- **SHORT EXERCISE**: Using the data below, repeat all of it precisely.

------ WORKING DATA

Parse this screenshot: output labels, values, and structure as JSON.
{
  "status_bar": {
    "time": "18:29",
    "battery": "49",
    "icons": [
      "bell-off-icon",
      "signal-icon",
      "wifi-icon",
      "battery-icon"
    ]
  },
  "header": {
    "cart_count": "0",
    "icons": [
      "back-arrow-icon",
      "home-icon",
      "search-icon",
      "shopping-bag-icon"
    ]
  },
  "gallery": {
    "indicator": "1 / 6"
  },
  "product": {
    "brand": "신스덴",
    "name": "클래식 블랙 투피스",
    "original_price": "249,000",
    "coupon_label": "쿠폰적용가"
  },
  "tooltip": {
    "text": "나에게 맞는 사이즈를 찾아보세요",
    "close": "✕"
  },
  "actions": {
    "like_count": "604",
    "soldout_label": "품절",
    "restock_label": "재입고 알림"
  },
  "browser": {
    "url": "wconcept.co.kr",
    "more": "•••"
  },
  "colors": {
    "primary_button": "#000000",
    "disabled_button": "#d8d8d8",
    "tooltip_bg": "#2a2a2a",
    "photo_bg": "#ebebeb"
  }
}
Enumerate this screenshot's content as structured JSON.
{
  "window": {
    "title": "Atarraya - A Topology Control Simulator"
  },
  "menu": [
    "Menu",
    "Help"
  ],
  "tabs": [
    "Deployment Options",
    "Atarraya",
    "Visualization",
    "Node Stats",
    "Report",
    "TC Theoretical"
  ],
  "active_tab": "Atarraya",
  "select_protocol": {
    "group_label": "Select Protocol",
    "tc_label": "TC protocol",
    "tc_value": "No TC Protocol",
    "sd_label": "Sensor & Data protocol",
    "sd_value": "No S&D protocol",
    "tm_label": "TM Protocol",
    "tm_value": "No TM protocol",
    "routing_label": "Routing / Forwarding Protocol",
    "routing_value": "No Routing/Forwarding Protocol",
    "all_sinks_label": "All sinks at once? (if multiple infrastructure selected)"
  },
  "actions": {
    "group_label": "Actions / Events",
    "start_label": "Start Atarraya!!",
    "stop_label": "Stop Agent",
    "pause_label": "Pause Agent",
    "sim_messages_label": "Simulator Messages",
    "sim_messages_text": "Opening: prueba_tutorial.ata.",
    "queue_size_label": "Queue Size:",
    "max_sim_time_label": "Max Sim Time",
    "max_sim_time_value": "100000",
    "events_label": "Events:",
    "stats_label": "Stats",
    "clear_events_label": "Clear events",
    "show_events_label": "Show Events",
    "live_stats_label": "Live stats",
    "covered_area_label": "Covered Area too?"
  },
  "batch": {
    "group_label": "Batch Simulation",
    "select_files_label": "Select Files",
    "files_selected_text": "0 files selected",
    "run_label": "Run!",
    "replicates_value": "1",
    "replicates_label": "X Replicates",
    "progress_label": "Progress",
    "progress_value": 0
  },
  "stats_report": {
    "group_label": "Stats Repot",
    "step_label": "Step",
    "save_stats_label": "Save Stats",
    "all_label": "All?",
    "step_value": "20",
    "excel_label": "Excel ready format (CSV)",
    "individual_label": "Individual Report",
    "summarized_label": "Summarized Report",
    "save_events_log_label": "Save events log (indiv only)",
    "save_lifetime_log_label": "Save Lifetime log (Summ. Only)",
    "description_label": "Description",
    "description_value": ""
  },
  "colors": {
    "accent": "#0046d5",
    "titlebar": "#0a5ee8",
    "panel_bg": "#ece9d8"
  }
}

------------

- **EXERCISE SOLUTION**:
Parse this screenshot: output labels, values, and structure as JSON.
{
  "status_bar": {
    "time": "18:29",
    "battery": "49",
    "icons": [
      "bell-off-icon",
      "signal-icon",
      "wifi-icon",
      "battery-icon"
    ]
  },
  "header": {
    "cart_count": "0",
    "icons": [
      "back-arrow-icon",
      "home-icon",
      "search-icon",
      "shopping-bag-icon"
    ]
  },
  "gallery": {
    "indicator": "1 / 6"
  },
  "product": {
    "brand": "신스덴",
    "name": "클래식 블랙 투피스",
    "original_price": "249,000",
    "coupon_label": "쿠폰적용가"
  },
  "tooltip": {
    "text": "나에게 맞는 사이즈를 찾아보세요",
    "close": "✕"
  },
  "actions": {
    "like_count": "604",
    "soldout_label": "품절",
    "restock_label": "재입고 알림"
  },
  "browser": {
    "url": "wconcept.co.kr",
    "more": "•••"
  },
  "colors": {
    "primary_button": "#000000",
    "disabled_button": "#d8d8d8",
    "tooltip_bg": "#2a2a2a",
    "photo_bg": "#ebebeb"
  }
}
Enumerate this screenshot's content as structured JSON.
{
  "window": {
    "title": "Atarraya - A Topology Control Simulator"
  },
  "menu": [
    "Menu",
    "Help"
  ],
  "tabs": [
    "Deployment Options",
    "Atarraya",
    "Visualization",
    "Node Stats",
    "Report",
    "TC Theoretical"
  ],
  "active_tab": "Atarraya",
  "select_protocol": {
    "group_label": "Select Protocol",
    "tc_label": "TC protocol",
    "tc_value": "No TC Protocol",
    "sd_label": "Sensor & Data protocol",
    "sd_value": "No S&D protocol",
    "tm_label": "TM Protocol",
    "tm_value": "No TM protocol",
    "routing_label": "Routing / Forwarding Protocol",
    "routing_value": "No Routing/Forwarding Protocol",
    "all_sinks_label": "All sinks at once? (if multiple infrastructure selected)"
  },
  "actions": {
    "group_label": "Actions / Events",
    "start_label": "Start Atarraya!!",
    "stop_label": "Stop Agent",
    "pause_label": "Pause Agent",
    "sim_messages_label": "Simulator Messages",
    "sim_messages_text": "Opening: prueba_tutorial.ata.",
    "queue_size_label": "Queue Size:",
    "max_sim_time_label": "Max Sim Time",
    "max_sim_time_value": "100000",
    "events_label": "Events:",
    "stats_label": "Stats",
    "clear_events_label": "Clear events",
    "show_events_label": "Show Events",
    "live_stats_label": "Live stats",
    "covered_area_label": "Covered Area too?"
  },
  "batch": {
    "group_label": "Batch Simulation",
    "select_files_label": "Select Files",
    "files_selected_text": "0 files selected",
    "run_label": "Run!",
    "replicates_value": "1",
    "replicates_label": "X Replicates",
    "progress_label": "Progress",
    "progress_value": 0
  },
  "stats_report": {
    "group_label": "Stats Repot",
    "step_label": "Step",
    "save_stats_label": "Save Stats",
    "all_label": "All?",
    "step_value": "20",
    "excel_label": "Excel ready format (CSV)",
    "individual_label": "Individual Report",
    "summarized_label": "Summarized Report",
    "save_events_log_label": "Save events log (indiv only)",
    "save_lifetime_log_label": "Save Lifetime log (Summ. Only)",
    "description_label": "Description",
    "description_value": ""
  },
  "colors": {
    "accent": "#0046d5",
    "titlebar": "#0a5ee8",
    "panel_bg": "#ece9d8"
  }
}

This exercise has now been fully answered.